**Provided information**
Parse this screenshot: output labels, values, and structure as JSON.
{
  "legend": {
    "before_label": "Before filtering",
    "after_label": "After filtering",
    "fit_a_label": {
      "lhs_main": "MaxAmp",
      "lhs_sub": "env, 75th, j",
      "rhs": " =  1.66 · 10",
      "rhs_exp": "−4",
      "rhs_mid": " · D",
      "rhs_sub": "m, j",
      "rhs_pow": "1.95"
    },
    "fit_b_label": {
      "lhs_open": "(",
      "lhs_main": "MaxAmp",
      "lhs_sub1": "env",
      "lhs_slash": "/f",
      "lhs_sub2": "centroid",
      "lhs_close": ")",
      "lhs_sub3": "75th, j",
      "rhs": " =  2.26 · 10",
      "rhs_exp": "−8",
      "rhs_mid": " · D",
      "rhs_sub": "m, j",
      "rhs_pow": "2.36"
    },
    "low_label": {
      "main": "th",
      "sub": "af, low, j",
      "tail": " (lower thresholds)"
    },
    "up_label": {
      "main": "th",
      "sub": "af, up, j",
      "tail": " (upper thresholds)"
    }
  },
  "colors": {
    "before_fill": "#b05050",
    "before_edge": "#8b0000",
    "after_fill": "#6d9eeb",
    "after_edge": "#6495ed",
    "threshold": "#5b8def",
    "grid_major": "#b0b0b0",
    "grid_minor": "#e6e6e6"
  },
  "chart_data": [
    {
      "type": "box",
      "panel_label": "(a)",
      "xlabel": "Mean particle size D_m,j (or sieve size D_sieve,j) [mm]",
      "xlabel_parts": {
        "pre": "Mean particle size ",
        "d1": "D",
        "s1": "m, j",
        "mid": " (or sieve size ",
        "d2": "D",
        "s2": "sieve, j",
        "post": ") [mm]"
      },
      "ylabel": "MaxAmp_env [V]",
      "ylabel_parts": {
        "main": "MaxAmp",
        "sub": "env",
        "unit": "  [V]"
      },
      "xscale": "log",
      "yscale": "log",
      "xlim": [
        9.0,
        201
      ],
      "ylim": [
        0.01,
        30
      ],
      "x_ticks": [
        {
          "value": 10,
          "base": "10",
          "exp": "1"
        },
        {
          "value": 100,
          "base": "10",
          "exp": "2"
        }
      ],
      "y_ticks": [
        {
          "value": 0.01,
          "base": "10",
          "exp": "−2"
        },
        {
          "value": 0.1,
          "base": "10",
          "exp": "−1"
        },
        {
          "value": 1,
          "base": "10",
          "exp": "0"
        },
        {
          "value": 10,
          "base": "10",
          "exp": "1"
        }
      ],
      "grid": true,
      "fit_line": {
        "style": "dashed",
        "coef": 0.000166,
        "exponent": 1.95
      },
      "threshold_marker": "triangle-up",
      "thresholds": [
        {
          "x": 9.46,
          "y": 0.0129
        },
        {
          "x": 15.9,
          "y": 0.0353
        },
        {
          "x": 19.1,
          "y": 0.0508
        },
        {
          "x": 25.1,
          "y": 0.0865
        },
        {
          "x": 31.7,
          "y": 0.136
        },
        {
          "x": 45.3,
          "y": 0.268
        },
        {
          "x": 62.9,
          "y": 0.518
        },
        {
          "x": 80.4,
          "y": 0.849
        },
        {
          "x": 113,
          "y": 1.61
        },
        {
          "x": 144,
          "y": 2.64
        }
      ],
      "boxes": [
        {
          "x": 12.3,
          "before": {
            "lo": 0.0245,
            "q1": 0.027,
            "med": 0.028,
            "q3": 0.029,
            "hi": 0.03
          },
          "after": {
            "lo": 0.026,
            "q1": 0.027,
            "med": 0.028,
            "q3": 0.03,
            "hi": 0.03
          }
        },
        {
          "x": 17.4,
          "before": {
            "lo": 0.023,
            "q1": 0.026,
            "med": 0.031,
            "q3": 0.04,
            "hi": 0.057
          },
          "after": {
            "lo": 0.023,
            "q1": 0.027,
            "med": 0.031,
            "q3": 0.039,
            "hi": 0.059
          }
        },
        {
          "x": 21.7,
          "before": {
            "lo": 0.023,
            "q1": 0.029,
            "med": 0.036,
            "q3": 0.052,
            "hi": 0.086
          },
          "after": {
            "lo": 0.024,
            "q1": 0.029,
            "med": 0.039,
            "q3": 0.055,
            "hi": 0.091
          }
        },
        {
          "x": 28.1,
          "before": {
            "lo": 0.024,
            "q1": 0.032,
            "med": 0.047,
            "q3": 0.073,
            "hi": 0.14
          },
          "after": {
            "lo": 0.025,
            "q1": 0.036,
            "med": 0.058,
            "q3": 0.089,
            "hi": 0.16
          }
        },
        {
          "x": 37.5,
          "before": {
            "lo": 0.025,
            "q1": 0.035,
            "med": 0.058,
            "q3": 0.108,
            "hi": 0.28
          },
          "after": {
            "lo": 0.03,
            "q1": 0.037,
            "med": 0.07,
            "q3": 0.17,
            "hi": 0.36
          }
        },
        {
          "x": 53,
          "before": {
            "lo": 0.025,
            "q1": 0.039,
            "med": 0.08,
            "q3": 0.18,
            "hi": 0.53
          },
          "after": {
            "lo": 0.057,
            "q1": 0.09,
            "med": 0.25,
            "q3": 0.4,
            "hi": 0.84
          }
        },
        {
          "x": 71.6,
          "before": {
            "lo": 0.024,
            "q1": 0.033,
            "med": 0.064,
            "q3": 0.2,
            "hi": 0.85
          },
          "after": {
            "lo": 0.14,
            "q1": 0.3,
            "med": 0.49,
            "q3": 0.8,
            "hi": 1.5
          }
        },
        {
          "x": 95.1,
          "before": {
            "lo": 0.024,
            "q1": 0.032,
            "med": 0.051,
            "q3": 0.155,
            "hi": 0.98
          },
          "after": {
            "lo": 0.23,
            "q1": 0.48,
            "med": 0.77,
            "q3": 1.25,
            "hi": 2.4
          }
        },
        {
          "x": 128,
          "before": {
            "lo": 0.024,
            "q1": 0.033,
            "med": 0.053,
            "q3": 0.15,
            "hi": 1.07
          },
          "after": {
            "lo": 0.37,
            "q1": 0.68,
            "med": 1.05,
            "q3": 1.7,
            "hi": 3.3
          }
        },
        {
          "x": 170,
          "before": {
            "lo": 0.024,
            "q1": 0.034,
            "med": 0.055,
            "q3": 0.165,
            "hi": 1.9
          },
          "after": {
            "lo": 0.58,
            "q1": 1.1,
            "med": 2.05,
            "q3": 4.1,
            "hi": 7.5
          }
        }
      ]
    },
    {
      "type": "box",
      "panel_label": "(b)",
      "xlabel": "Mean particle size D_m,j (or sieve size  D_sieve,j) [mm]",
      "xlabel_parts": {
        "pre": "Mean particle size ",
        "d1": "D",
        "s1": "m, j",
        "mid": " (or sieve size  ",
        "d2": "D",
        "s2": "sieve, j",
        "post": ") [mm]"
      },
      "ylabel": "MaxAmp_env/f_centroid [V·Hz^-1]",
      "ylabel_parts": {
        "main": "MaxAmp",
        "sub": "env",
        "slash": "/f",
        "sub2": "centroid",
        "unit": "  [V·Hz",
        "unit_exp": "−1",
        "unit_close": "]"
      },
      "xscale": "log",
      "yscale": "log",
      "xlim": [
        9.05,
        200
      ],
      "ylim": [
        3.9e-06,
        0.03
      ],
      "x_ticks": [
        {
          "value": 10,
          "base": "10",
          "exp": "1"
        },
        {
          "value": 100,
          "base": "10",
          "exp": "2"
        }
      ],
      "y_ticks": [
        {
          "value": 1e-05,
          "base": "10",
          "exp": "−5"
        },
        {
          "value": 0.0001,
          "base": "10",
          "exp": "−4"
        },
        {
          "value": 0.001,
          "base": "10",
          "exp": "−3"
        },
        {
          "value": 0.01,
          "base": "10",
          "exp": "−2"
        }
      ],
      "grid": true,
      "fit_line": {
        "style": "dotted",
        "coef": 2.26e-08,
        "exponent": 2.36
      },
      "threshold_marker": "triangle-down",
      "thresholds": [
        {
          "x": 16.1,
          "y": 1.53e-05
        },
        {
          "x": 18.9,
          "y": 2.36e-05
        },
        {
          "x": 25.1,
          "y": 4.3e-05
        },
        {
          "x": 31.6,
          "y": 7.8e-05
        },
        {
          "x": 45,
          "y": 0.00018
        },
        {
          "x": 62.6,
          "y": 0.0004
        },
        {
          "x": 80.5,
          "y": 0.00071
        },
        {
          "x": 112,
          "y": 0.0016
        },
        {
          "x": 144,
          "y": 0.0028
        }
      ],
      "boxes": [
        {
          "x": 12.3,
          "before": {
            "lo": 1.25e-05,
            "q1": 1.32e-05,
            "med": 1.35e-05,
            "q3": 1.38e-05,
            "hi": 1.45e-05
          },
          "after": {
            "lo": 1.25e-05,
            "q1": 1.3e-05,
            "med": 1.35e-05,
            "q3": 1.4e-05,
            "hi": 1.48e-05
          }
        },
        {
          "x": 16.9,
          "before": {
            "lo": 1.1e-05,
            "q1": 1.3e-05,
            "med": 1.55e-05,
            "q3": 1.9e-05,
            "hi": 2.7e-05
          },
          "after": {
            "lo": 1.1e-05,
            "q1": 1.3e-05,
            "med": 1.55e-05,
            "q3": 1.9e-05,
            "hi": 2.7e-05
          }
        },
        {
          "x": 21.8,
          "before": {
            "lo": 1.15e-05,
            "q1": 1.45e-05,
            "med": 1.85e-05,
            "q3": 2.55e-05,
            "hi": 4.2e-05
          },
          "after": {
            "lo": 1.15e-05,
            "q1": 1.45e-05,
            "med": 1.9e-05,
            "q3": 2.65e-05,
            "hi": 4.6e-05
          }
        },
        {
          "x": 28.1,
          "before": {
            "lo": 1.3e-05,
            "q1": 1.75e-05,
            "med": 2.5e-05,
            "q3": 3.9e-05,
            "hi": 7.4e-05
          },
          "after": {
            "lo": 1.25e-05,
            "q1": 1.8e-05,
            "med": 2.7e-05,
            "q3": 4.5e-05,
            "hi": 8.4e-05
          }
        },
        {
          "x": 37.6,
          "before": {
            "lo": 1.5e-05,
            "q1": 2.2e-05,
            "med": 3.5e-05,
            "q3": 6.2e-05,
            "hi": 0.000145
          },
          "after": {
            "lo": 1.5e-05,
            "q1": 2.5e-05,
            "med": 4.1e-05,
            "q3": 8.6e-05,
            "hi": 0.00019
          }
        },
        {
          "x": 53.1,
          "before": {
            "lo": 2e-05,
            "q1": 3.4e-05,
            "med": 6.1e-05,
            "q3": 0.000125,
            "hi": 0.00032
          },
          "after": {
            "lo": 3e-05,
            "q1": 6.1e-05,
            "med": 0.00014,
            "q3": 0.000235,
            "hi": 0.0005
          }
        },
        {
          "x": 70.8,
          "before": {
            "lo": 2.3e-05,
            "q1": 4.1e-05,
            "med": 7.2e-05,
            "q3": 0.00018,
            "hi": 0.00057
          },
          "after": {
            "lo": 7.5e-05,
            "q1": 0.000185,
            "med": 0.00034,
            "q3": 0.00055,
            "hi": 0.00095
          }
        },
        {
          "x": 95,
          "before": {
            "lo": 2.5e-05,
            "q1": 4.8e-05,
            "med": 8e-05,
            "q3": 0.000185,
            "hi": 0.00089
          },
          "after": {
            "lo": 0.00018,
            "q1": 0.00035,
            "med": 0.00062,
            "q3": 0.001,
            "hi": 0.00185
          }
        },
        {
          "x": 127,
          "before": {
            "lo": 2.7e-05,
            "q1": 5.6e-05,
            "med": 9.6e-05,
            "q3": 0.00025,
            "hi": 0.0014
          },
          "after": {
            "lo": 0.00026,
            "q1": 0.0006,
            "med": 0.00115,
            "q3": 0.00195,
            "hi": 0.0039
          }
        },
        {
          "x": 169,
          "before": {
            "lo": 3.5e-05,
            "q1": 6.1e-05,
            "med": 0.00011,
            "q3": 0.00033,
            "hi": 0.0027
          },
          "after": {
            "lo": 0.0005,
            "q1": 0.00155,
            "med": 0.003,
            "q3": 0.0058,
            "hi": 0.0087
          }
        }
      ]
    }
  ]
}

**Task to carry out**
Determine how many lines of this listing contain "sieve", and give only the number.

**Written answer**
6